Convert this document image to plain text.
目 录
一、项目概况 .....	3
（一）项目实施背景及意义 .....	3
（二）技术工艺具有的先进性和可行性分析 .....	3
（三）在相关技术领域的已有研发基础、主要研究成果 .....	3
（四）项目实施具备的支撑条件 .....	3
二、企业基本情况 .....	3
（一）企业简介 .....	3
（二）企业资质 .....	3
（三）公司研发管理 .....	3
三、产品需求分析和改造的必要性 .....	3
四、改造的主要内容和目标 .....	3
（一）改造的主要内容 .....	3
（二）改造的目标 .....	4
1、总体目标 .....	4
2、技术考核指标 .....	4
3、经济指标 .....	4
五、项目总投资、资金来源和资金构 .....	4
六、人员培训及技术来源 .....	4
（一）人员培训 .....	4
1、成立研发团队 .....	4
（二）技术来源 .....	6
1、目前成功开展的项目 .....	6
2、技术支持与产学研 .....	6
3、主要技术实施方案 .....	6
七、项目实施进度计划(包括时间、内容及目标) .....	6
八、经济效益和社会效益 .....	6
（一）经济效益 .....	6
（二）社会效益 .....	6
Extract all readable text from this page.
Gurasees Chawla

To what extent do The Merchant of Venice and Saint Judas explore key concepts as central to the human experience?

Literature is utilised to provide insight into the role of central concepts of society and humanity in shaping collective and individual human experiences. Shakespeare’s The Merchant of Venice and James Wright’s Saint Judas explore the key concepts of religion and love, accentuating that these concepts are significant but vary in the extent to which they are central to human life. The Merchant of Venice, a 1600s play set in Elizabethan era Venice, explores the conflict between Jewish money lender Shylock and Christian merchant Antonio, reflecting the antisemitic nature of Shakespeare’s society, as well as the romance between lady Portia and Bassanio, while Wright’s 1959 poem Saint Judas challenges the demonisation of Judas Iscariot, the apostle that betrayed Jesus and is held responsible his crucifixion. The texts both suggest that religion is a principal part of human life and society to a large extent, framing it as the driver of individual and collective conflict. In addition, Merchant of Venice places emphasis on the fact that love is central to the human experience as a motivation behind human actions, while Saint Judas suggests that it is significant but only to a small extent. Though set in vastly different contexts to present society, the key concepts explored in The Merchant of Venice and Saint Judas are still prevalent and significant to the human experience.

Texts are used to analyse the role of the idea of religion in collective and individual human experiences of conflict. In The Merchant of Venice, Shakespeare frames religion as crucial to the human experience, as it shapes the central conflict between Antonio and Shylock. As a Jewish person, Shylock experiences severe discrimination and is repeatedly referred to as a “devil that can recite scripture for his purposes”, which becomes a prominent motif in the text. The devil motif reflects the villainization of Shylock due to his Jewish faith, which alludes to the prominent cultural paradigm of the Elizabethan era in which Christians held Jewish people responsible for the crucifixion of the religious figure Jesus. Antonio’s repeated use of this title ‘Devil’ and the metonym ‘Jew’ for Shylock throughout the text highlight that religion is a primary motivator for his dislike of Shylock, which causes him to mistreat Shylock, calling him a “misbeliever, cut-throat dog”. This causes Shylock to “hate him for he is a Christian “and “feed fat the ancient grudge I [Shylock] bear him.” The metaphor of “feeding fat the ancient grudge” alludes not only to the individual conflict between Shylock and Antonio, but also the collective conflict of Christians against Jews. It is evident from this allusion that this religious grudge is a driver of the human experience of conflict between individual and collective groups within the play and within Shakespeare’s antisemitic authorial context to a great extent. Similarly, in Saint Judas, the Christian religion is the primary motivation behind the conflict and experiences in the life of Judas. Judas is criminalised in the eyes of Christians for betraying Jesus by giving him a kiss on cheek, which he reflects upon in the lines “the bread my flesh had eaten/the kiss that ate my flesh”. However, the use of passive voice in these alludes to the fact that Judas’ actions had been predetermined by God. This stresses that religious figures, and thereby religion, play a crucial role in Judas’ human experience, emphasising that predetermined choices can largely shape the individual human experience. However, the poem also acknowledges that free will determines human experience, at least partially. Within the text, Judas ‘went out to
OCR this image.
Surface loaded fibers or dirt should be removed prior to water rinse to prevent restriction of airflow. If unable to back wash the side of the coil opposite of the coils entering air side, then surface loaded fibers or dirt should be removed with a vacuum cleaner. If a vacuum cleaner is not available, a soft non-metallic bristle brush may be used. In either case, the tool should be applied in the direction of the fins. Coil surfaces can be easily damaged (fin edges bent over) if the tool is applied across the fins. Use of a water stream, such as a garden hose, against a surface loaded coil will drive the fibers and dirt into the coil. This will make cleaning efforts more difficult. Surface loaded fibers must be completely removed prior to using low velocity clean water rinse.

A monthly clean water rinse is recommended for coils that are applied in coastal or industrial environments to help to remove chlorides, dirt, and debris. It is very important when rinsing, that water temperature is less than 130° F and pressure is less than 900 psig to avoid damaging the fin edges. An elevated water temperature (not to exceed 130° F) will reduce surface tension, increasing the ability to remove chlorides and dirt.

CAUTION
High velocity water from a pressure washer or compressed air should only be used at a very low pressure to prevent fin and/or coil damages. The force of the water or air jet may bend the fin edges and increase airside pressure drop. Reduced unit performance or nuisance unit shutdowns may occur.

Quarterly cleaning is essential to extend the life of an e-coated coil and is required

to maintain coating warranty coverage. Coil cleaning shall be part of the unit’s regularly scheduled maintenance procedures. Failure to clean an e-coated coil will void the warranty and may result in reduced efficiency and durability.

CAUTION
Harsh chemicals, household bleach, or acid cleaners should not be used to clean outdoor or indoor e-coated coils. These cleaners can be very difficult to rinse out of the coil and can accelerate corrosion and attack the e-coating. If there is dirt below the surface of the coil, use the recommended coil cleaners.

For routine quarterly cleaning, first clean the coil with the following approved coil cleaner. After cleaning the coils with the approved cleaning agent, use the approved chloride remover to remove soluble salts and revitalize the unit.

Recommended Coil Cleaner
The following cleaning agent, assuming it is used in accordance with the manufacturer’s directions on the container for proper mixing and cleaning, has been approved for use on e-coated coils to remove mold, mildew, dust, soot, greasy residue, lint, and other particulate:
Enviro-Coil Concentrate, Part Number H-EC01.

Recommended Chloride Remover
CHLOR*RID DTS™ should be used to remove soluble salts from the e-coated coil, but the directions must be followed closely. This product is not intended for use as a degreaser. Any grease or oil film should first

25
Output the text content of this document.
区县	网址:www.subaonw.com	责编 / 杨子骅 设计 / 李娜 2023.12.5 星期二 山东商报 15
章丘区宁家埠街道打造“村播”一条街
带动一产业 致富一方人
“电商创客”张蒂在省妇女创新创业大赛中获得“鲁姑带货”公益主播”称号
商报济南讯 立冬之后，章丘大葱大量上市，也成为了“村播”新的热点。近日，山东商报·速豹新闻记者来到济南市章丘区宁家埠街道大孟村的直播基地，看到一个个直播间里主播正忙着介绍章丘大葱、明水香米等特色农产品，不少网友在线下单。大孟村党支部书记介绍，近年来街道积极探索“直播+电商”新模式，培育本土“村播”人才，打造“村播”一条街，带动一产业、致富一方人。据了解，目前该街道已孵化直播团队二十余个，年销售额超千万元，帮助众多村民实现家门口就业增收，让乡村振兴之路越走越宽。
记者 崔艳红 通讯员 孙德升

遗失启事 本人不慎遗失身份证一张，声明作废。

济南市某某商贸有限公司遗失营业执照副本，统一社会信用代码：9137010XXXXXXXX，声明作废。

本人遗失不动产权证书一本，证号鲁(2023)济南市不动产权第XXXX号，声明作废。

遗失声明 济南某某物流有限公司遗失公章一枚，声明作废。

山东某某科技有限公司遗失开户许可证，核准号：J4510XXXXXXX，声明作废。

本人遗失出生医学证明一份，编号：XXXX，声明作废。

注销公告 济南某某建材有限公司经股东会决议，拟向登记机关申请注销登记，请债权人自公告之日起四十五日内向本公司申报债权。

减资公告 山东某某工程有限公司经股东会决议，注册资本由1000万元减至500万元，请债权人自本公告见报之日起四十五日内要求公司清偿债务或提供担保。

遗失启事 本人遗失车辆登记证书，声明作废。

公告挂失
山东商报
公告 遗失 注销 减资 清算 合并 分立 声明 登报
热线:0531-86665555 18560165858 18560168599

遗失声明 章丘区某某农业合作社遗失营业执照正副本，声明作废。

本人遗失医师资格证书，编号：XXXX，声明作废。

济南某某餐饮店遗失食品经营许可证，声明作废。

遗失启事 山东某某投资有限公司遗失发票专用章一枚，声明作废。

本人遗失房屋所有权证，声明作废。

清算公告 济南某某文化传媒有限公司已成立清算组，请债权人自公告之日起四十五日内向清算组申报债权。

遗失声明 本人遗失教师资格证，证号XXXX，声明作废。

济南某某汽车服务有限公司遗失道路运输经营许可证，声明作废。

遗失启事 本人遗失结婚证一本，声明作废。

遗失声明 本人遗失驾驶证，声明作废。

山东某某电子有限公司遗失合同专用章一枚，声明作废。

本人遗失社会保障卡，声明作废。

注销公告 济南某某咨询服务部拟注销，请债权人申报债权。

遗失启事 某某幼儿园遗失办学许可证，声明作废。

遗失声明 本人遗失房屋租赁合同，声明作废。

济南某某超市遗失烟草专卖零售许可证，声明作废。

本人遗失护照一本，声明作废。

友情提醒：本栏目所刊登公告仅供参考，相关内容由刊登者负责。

→ **The problem**: Copy out the lines starting at the one containing "Output the text content of this document." and ending with the last line of the entries. Include nothing else.

→ **Task solution**:
Output the text content of this document.
区县	网址:www.subaonw.com	责编 / 杨子骅 设计 / 李娜 2023.12.5 星期二 山东商报 15
章丘区宁家埠街道打造“村播”一条街
带动一产业 致富一方人
“电商创客”张蒂在省妇女创新创业大赛中获得“鲁姑带货”公益主播”称号
商报济南讯 立冬之后，章丘大葱大量上市，也成为了“村播”新的热点。近日，山东商报·速豹新闻记者来到济南市章丘区宁家埠街道大孟村的直播基地，看到一个个直播间里主播正忙着介绍章丘大葱、明水香米等特色农产品，不少网友在线下单。大孟村党支部书记介绍，近年来街道积极探索“直播+电商”新模式，培育本土“村播”人才，打造“村播”一条街，带动一产业、致富一方人。据了解，目前该街道已孵化直播团队二十余个，年销售额超千万元，帮助众多村民实现家门口就业增收，让乡村振兴之路越走越宽。
记者 崔艳红 通讯员 孙德升

遗失启事 本人不慎遗失身份证一张，声明作废。

济南市某某商贸有限公司遗失营业执照副本，统一社会信用代码：9137010XXXXXXXX，声明作废。

本人遗失不动产权证书一本，证号鲁(2023)济南市不动产权第XXXX号，声明作废。

遗失声明 济南某某物流有限公司遗失公章一枚，声明作废。

山东某某科技有限公司遗失开户许可证，核准号：J4510XXXXXXX，声明作废。

本人遗失出生医学证明一份，编号：XXXX，声明作废。

注销公告 济南某某建材有限公司经股东会决议，拟向登记机关申请注销登记，请债权人自公告之日起四十五日内向本公司申报债权。

减资公告 山东某某工程有限公司经股东会决议，注册资本由1000万元减至500万元，请债权人自本公告见报之日起四十五日内要求公司清偿债务或提供担保。

遗失启事 本人遗失车辆登记证书，声明作废。

公告挂失
山东商报
公告 遗失 注销 减资 清算 合并 分立 声明 登报
热线:0531-86665555 18560165858 18560168599

遗失声明 章丘区某某农业合作社遗失营业执照正副本，声明作废。

本人遗失医师资格证书，编号：XXXX，声明作废。

济南某某餐饮店遗失食品经营许可证，声明作废。

遗失启事 山东某某投资有限公司遗失发票专用章一枚，声明作废。

本人遗失房屋所有权证，声明作废。

清算公告 济南某某文化传媒有限公司已成立清算组，请债权人自公告之日起四十五日内向清算组申报债权。

遗失声明 本人遗失教师资格证，证号XXXX，声明作废。

济南某某汽车服务有限公司遗失道路运输经营许可证，声明作废。

遗失启事 本人遗失结婚证一本，声明作废。

遗失声明 本人遗失驾驶证，声明作废。

山东某某电子有限公司遗失合同专用章一枚，声明作废。

本人遗失社会保障卡，声明作废。

注销公告 济南某某咨询服务部拟注销，请债权人申报债权。

遗失启事 某某幼儿园遗失办学许可证，声明作废。

遗失声明 本人遗失房屋租赁合同，声明作废。

济南某某超市遗失烟草专卖零售许可证，声明作废。

本人遗失护照一本，声明作废。

友情提醒：本栏目所刊登公告仅供参考，相关内容由刊登者负责。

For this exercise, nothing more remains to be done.